Look through the data below and work out how many lines contain the string "ffffff". Give the number alone.

> Material
— start —

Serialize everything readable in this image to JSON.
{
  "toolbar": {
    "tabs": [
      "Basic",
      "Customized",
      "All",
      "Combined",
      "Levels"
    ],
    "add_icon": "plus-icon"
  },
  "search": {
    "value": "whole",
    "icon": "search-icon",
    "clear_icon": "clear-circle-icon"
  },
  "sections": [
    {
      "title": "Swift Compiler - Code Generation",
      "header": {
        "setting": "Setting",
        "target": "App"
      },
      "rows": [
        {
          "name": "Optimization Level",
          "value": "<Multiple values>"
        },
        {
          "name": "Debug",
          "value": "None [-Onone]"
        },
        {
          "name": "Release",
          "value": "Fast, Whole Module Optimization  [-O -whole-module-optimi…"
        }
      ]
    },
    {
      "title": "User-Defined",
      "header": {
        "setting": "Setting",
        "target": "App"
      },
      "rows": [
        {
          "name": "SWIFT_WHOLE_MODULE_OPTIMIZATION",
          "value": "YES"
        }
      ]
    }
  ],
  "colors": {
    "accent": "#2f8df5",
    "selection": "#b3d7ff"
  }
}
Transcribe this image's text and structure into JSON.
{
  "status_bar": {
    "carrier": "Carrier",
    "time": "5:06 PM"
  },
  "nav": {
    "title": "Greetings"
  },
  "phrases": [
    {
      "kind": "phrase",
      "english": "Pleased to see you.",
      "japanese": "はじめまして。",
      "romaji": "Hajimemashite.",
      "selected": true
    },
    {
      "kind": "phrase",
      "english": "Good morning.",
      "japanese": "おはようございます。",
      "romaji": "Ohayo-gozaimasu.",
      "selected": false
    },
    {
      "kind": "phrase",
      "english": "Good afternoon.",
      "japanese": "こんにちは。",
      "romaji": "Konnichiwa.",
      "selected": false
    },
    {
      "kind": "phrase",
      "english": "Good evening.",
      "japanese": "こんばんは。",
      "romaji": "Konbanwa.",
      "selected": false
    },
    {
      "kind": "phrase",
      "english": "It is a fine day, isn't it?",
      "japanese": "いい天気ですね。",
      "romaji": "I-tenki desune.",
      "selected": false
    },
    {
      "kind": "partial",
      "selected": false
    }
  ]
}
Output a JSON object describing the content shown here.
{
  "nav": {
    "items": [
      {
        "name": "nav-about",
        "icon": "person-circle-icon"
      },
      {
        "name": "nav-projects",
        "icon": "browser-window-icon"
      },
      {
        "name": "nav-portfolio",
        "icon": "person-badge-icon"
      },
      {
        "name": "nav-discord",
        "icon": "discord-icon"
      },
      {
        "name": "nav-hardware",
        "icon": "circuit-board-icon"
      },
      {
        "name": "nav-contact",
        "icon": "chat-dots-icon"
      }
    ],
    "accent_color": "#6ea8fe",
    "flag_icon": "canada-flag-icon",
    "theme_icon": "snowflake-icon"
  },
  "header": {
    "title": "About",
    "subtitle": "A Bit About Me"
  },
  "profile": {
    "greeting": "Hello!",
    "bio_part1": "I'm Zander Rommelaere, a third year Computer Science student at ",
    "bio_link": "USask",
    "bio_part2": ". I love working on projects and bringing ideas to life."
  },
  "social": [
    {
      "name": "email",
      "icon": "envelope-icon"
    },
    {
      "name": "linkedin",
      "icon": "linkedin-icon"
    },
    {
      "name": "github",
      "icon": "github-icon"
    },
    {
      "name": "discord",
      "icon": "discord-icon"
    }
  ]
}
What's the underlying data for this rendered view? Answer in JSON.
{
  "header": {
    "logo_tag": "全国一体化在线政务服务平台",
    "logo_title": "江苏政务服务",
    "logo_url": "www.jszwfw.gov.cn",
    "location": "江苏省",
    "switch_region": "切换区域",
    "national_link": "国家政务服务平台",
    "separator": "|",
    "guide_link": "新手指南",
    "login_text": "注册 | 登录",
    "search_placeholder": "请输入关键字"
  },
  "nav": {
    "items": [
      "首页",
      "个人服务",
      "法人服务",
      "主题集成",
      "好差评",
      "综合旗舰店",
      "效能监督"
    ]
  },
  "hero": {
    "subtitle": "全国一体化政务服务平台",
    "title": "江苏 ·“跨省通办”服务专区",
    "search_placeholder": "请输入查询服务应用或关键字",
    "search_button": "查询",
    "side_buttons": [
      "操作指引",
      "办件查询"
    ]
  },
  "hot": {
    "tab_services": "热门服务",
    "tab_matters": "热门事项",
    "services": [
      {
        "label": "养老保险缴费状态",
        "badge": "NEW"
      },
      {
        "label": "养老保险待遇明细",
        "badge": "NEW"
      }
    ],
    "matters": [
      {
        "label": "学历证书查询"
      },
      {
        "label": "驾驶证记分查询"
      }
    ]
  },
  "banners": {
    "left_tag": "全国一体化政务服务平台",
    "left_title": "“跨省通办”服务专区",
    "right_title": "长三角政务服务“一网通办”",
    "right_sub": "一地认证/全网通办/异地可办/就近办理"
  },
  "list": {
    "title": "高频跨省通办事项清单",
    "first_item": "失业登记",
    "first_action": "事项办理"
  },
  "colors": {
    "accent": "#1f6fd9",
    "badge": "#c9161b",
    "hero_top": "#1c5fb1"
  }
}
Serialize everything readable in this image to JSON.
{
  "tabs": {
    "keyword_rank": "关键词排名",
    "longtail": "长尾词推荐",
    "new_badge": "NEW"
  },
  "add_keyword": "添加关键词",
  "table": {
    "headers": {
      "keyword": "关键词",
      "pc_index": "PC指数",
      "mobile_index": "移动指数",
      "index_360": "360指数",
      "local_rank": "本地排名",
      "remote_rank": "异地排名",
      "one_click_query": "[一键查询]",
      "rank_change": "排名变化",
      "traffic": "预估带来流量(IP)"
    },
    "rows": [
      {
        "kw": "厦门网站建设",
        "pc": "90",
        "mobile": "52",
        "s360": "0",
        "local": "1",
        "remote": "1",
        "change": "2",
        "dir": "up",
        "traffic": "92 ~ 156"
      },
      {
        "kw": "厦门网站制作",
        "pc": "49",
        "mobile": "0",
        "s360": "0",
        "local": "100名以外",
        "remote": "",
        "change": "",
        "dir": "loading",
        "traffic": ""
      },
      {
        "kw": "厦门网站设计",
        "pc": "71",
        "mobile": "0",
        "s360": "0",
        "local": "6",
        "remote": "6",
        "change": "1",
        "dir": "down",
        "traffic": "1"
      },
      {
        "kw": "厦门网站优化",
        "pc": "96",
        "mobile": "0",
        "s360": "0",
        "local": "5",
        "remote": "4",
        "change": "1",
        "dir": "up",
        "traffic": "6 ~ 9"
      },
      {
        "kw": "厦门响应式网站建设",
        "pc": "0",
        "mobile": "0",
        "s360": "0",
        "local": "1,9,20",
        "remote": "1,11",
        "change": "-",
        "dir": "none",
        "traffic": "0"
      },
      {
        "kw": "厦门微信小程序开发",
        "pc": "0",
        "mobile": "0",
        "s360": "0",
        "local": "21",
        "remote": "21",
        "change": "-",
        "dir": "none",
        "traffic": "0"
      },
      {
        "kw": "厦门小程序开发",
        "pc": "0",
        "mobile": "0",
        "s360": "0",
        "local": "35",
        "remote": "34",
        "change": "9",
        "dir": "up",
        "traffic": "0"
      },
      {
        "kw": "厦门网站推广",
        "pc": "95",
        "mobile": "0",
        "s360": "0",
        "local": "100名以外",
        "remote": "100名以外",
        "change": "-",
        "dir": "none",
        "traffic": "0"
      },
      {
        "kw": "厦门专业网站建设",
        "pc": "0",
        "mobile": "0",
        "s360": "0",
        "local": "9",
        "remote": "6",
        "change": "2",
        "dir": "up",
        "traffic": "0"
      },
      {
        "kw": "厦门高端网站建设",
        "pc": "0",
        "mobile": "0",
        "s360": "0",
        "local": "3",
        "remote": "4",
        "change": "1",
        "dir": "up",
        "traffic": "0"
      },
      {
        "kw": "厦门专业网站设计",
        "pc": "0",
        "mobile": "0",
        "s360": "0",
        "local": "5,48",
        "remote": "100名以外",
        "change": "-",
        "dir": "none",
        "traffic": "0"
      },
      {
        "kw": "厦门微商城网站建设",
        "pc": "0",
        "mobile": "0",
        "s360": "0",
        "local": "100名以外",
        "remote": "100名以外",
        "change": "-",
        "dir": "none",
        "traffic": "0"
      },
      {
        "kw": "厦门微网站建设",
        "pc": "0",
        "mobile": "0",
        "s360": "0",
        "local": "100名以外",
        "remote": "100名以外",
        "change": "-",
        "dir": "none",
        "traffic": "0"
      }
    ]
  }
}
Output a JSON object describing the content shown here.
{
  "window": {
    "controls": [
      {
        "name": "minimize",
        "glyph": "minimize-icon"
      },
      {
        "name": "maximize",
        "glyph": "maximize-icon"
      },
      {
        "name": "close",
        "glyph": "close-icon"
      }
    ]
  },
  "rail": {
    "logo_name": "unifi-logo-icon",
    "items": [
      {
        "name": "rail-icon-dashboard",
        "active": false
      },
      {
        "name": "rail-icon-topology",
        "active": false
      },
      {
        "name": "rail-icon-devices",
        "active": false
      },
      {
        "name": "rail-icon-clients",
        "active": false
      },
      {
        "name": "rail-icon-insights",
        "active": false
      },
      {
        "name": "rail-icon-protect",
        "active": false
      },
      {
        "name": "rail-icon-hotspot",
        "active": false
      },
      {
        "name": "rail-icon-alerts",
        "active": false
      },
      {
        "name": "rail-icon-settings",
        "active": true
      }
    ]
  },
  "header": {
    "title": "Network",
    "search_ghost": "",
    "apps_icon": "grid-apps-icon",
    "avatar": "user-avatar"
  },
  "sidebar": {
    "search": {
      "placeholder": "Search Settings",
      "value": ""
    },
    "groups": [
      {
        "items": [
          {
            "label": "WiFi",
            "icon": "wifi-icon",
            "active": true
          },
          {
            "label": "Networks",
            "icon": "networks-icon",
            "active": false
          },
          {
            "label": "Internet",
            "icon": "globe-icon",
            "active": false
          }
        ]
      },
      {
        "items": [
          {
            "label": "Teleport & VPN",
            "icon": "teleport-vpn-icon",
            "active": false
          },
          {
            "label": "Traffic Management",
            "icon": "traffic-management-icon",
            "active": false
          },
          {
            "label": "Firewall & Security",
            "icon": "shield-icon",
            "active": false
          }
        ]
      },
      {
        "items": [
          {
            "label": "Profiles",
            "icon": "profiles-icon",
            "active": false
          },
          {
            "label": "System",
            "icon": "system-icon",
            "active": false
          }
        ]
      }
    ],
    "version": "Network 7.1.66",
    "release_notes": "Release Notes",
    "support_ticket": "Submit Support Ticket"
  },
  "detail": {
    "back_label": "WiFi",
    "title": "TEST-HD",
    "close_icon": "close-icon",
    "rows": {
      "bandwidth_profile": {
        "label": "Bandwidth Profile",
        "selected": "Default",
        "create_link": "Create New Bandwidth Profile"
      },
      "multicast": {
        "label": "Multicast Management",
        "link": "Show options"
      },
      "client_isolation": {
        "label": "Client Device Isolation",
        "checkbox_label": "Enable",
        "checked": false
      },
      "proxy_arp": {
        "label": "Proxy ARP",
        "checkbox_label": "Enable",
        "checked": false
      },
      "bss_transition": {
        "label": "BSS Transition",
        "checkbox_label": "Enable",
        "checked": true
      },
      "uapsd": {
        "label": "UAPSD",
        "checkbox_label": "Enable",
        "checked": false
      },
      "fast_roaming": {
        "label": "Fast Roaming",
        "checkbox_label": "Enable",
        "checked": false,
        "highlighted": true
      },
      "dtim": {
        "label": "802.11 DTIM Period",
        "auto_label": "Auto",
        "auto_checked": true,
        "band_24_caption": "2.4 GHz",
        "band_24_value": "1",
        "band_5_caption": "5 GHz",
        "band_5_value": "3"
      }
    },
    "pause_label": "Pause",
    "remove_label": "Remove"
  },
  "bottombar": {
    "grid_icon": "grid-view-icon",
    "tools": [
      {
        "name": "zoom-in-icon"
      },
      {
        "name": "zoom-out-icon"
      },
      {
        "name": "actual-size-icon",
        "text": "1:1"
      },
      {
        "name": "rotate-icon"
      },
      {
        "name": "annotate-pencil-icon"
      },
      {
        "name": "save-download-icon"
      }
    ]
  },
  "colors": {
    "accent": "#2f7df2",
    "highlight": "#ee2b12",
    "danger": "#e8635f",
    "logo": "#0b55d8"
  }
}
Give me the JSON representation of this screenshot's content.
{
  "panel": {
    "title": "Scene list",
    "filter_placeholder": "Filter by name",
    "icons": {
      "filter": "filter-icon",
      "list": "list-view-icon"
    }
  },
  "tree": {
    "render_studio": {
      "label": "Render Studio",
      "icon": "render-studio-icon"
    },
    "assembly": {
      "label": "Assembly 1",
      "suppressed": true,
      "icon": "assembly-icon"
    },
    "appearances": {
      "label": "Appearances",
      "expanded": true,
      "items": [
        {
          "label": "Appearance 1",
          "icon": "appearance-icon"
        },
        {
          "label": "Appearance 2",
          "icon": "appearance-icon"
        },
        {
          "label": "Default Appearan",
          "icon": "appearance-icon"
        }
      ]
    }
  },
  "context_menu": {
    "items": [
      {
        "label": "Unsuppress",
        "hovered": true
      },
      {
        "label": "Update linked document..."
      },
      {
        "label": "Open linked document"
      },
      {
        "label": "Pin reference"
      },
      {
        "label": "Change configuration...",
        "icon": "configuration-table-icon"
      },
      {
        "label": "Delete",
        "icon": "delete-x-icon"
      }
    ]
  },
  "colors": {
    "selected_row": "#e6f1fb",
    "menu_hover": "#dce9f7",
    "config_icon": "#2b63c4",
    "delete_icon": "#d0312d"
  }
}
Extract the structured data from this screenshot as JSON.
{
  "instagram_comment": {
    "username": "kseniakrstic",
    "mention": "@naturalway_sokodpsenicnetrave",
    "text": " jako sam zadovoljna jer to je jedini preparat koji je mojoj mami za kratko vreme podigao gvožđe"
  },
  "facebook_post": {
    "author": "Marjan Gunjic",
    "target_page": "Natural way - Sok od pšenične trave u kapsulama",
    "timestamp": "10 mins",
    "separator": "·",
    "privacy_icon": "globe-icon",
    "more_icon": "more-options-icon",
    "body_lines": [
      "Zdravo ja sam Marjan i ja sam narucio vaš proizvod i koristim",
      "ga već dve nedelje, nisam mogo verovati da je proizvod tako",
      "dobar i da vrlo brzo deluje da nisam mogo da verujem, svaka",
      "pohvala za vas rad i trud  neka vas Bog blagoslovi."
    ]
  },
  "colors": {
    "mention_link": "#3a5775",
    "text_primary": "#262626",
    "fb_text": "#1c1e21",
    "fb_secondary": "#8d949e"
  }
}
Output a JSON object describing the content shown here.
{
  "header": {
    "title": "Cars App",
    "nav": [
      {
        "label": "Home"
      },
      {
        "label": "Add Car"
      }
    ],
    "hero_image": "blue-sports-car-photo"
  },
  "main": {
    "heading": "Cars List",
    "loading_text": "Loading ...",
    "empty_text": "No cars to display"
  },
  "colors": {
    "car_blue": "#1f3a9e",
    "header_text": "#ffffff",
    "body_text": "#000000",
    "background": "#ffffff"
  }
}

— end —

> Correct answer
2